What to produce: Can you pull out each line of the data below that includes the word "обороны"?
-- Provided records start --
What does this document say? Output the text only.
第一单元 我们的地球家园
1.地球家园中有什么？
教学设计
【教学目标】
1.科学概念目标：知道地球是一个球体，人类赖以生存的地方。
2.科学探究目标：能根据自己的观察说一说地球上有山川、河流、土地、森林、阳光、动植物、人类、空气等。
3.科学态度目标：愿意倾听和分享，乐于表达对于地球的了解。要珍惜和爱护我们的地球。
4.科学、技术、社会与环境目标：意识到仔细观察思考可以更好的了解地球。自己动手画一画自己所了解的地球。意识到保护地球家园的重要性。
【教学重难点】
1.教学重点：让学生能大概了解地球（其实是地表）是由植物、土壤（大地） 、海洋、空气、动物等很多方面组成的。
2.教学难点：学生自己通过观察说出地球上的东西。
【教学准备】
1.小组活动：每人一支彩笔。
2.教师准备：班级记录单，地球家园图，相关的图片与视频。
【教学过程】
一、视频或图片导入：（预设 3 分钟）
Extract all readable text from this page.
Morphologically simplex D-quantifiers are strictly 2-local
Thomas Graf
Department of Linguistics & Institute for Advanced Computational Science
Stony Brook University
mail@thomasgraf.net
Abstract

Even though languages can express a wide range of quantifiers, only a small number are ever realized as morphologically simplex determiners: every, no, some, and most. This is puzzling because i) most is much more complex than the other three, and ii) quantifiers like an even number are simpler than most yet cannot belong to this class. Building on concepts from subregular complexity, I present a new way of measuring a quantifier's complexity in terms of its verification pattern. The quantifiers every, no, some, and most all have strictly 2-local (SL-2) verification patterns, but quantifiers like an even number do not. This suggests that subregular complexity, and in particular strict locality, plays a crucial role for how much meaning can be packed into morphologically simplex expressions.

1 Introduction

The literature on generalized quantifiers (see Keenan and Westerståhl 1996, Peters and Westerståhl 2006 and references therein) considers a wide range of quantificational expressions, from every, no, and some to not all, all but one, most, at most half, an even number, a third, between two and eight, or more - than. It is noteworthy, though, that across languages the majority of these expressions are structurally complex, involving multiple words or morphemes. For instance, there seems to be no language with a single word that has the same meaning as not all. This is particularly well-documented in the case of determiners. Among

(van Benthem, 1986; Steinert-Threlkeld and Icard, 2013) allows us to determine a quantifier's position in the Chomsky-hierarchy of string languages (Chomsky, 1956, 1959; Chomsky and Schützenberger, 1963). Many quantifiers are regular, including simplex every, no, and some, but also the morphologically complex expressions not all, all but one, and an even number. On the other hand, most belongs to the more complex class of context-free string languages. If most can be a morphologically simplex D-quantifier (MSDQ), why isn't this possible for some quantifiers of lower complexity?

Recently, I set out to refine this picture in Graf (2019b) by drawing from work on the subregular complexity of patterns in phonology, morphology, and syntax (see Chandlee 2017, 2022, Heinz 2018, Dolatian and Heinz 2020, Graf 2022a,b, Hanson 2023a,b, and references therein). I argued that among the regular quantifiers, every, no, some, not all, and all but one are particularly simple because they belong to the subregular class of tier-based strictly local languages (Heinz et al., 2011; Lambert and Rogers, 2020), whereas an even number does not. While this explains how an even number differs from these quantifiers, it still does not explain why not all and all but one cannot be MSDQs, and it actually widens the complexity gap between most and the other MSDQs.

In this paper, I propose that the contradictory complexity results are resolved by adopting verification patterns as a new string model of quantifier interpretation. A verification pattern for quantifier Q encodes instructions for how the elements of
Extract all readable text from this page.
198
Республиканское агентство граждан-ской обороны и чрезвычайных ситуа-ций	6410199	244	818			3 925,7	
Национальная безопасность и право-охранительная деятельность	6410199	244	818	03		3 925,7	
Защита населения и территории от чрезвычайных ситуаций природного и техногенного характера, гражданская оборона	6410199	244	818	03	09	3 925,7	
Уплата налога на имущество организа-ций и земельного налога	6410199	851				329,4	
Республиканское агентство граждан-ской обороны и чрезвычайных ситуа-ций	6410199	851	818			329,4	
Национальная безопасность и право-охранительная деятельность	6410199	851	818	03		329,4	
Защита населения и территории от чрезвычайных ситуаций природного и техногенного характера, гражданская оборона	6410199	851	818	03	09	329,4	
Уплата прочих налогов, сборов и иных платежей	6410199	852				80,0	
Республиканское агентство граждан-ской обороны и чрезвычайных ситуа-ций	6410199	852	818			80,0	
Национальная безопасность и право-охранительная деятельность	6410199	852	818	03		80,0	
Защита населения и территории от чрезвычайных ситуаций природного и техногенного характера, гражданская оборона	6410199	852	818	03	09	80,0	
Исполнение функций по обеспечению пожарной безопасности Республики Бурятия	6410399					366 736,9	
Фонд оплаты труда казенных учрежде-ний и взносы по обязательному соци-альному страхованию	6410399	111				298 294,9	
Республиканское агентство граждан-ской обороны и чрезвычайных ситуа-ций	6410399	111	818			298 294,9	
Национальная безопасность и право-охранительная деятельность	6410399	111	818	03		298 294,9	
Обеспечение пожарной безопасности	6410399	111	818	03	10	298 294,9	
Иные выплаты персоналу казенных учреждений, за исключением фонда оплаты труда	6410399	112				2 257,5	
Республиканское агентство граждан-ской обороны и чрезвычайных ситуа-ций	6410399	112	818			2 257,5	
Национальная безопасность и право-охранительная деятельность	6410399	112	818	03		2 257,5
-- Provided records end --
Output for this exercise:
Республиканское агентство граждан-ской обороны и чрезвычайных ситуа-ций	6410199	244	818			3 925,7	
Республиканское агентство граждан-ской обороны и чрезвычайных ситуа-ций	6410199	851	818			329,4	
Республиканское агентство граждан-ской обороны и чрезвычайных ситуа-ций	6410199	852	818			80,0	
Республиканское агентство граждан-ской обороны и чрезвычайных ситуа-ций	6410399	111	818			298 294,9	
Республиканское агентство граждан-ской обороны и чрезвычайных ситуа-ций	6410399	112	818			2 257,5	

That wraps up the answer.